Exercise prompt: Entries follow. Set all of them down as they stand.
━━ Provided data ━━
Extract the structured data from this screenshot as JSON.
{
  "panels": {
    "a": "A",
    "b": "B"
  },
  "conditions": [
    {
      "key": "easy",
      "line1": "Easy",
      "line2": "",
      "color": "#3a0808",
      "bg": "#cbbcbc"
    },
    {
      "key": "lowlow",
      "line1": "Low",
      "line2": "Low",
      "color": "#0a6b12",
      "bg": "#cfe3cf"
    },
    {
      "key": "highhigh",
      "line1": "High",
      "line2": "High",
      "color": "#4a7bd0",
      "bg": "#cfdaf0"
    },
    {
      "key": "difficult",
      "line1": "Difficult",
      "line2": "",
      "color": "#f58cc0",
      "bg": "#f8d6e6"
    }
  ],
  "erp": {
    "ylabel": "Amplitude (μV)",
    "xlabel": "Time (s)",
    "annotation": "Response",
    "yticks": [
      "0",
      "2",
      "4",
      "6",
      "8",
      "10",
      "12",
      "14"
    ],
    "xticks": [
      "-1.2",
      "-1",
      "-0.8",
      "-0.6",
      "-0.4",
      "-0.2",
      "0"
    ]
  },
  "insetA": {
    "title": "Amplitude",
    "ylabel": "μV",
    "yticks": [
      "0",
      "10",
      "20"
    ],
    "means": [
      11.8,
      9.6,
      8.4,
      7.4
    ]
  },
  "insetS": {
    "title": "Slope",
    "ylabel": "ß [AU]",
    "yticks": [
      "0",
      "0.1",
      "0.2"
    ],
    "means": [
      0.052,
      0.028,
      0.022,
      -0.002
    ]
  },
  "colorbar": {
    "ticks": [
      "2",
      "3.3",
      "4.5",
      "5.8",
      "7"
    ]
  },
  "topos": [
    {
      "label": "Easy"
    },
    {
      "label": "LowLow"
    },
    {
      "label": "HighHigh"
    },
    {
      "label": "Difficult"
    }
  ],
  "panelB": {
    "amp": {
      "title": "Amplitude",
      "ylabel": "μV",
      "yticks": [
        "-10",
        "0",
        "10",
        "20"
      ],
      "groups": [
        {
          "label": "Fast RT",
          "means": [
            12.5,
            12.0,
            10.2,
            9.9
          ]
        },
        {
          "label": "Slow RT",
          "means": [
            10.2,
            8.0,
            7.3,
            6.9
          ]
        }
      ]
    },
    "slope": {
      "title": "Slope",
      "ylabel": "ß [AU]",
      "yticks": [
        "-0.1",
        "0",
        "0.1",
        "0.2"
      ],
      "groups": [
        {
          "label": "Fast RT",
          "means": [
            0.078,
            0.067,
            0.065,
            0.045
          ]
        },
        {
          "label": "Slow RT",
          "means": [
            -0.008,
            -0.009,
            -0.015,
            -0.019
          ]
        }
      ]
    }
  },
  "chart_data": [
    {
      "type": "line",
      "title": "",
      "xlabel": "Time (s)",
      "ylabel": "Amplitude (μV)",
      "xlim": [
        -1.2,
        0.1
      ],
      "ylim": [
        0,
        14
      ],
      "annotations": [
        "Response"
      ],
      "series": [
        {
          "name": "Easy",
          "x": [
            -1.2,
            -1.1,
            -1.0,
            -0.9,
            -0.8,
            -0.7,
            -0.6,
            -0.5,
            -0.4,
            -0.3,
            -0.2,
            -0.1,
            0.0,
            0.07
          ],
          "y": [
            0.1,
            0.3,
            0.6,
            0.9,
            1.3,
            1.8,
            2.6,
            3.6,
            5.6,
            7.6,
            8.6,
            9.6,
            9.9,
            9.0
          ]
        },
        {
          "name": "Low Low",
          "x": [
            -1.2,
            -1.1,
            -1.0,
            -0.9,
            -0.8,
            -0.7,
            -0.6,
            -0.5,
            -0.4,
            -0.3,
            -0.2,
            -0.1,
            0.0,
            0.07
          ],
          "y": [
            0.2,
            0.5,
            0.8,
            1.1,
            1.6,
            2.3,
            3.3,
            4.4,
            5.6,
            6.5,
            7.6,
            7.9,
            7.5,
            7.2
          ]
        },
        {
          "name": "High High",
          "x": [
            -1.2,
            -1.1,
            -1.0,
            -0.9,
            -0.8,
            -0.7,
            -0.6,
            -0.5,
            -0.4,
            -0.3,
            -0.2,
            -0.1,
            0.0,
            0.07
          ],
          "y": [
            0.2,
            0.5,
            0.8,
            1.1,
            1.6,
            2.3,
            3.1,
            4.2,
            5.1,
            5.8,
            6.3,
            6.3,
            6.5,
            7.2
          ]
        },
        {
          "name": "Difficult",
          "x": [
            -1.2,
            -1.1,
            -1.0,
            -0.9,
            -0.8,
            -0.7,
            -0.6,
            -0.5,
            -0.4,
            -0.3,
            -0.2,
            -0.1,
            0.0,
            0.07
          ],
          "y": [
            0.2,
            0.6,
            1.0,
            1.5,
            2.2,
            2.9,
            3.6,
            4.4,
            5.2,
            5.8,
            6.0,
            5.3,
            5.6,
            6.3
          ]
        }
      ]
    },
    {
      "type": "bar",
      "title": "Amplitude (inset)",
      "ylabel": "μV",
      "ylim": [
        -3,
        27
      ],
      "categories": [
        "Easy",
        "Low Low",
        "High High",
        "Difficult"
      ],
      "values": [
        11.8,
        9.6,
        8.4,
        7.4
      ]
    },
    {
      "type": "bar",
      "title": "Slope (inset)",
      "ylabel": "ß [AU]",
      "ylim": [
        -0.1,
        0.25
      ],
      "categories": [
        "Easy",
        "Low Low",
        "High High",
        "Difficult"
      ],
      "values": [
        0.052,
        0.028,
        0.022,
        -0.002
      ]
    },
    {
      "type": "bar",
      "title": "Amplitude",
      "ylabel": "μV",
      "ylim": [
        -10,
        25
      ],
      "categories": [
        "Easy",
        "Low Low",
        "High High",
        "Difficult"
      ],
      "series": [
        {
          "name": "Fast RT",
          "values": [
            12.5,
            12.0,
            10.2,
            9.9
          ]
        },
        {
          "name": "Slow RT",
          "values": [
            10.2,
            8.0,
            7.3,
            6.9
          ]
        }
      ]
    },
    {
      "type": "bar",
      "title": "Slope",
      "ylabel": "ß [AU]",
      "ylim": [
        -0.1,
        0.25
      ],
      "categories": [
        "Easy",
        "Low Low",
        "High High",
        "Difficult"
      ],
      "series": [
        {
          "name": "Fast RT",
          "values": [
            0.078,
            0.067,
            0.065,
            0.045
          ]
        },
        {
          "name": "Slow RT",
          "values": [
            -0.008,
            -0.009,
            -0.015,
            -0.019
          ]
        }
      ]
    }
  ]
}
━━━
The completed task:
Extract the structured data from this screenshot as JSON.
{
  "panels": {
    "a": "A",
    "b": "B"
  },
  "conditions": [
    {
      "key": "easy",
      "line1": "Easy",
      "line2": "",
      "color": "#3a0808",
      "bg": "#cbbcbc"
    },
    {
      "key": "lowlow",
      "line1": "Low",
      "line2": "Low",
      "color": "#0a6b12",
      "bg": "#cfe3cf"
    },
    {
      "key": "highhigh",
      "line1": "High",
      "line2": "High",
      "color": "#4a7bd0",
      "bg": "#cfdaf0"
    },
    {
      "key": "difficult",
      "line1": "Difficult",
      "line2": "",
      "color": "#f58cc0",
      "bg": "#f8d6e6"
    }
  ],
  "erp": {
    "ylabel": "Amplitude (μV)",
    "xlabel": "Time (s)",
    "annotation": "Response",
    "yticks": [
      "0",
      "2",
      "4",
      "6",
      "8",
      "10",
      "12",
      "14"
    ],
    "xticks": [
      "-1.2",
      "-1",
      "-0.8",
      "-0.6",
      "-0.4",
      "-0.2",
      "0"
    ]
  },
  "insetA": {
    "title": "Amplitude",
    "ylabel": "μV",
    "yticks": [
      "0",
      "10",
      "20"
    ],
    "means": [
      11.8,
      9.6,
      8.4,
      7.4
    ]
  },
  "insetS": {
    "title": "Slope",
    "ylabel": "ß [AU]",
    "yticks": [
      "0",
      "0.1",
      "0.2"
    ],
    "means": [
      0.052,
      0.028,
      0.022,
      -0.002
    ]
  },
  "colorbar": {
    "ticks": [
      "2",
      "3.3",
      "4.5",
      "5.8",
      "7"
    ]
  },
  "topos": [
    {
      "label": "Easy"
    },
    {
      "label": "LowLow"
    },
    {
      "label": "HighHigh"
    },
    {
      "label": "Difficult"
    }
  ],
  "panelB": {
    "amp": {
      "title": "Amplitude",
      "ylabel": "μV",
      "yticks": [
        "-10",
        "0",
        "10",
        "20"
      ],
      "groups": [
        {
          "label": "Fast RT",
          "means": [
            12.5,
            12.0,
            10.2,
            9.9
          ]
        },
        {
          "label": "Slow RT",
          "means": [
            10.2,
            8.0,
            7.3,
            6.9
          ]
        }
      ]
    },
    "slope": {
      "title": "Slope",
      "ylabel": "ß [AU]",
      "yticks": [
        "-0.1",
        "0",
        "0.1",
        "0.2"
      ],
      "groups": [
        {
          "label": "Fast RT",
          "means": [
            0.078,
            0.067,
            0.065,
            0.045
          ]
        },
        {
          "label": "Slow RT",
          "means": [
            -0.008,
            -0.009,
            -0.015,
            -0.019
          ]
        }
      ]
    }
  },
  "chart_data": [
    {
      "type": "line",
      "title": "",
      "xlabel": "Time (s)",
      "ylabel": "Amplitude (μV)",
      "xlim": [
        -1.2,
        0.1
      ],
      "ylim": [
        0,
        14
      ],
      "annotations": [
        "Response"
      ],
      "series": [
        {
          "name": "Easy",
          "x": [
            -1.2,
            -1.1,
            -1.0,
            -0.9,
            -0.8,
            -0.7,
            -0.6,
            -0.5,
            -0.4,
            -0.3,
            -0.2,
            -0.1,
            0.0,
            0.07
          ],
          "y": [
            0.1,
            0.3,
            0.6,
            0.9,
            1.3,
            1.8,
            2.6,
            3.6,
            5.6,
            7.6,
            8.6,
            9.6,
            9.9,
            9.0
          ]
        },
        {
          "name": "Low Low",
          "x": [
            -1.2,
            -1.1,
            -1.0,
            -0.9,
            -0.8,
            -0.7,
            -0.6,
            -0.5,
            -0.4,
            -0.3,
            -0.2,
            -0.1,
            0.0,
            0.07
          ],
          "y": [
            0.2,
            0.5,
            0.8,
            1.1,
            1.6,
            2.3,
            3.3,
            4.4,
            5.6,
            6.5,
            7.6,
            7.9,
            7.5,
            7.2
          ]
        },
        {
          "name": "High High",
          "x": [
            -1.2,
            -1.1,
            -1.0,
            -0.9,
            -0.8,
            -0.7,
            -0.6,
            -0.5,
            -0.4,
            -0.3,
            -0.2,
            -0.1,
            0.0,
            0.07
          ],
          "y": [
            0.2,
            0.5,
            0.8,
            1.1,
            1.6,
            2.3,
            3.1,
            4.2,
            5.1,
            5.8,
            6.3,
            6.3,
            6.5,
            7.2
          ]
        },
        {
          "name": "Difficult",
          "x": [
            -1.2,
            -1.1,
            -1.0,
            -0.9,
            -0.8,
            -0.7,
            -0.6,
            -0.5,
            -0.4,
            -0.3,
            -0.2,
            -0.1,
            0.0,
            0.07
          ],
          "y": [
            0.2,
            0.6,
            1.0,
            1.5,
            2.2,
            2.9,
            3.6,
            4.4,
            5.2,
            5.8,
            6.0,
            5.3,
            5.6,
            6.3
          ]
        }
      ]
    },
    {
      "type": "bar",
      "title": "Amplitude (inset)",
      "ylabel": "μV",
      "ylim": [
        -3,
        27
      ],
      "categories": [
        "Easy",
        "Low Low",
        "High High",
        "Difficult"
      ],
      "values": [
        11.8,
        9.6,
        8.4,
        7.4
      ]
    },
    {
      "type": "bar",
      "title": "Slope (inset)",
      "ylabel": "ß [AU]",
      "ylim": [
        -0.1,
        0.25
      ],
      "categories": [
        "Easy",
        "Low Low",
        "High High",
        "Difficult"
      ],
      "values": [
        0.052,
        0.028,
        0.022,
        -0.002
      ]
    },
    {
      "type": "bar",
      "title": "Amplitude",
      "ylabel": "μV",
      "ylim": [
        -10,
        25
      ],
      "categories": [
        "Easy",
        "Low Low",
        "High High",
        "Difficult"
      ],
      "series": [
        {
          "name": "Fast RT",
          "values": [
            12.5,
            12.0,
            10.2,
            9.9
          ]
        },
        {
          "name": "Slow RT",
          "values": [
            10.2,
            8.0,
            7.3,
            6.9
          ]
        }
      ]
    },
    {
      "type": "bar",
      "title": "Slope",
      "ylabel": "ß [AU]",
      "ylim": [
        -0.1,
        0.25
      ],
      "categories": [
        "Easy",
        "Low Low",
        "High High",
        "Difficult"
      ],
      "series": [
        {
          "name": "Fast RT",
          "values": [
            0.078,
            0.067,
            0.065,
            0.045
          ]
        },
        {
          "name": "Slow RT",
          "values": [
            -0.008,
            -0.009,
            -0.015,
            -0.019
          ]
        }
      ]
    }
  ]
}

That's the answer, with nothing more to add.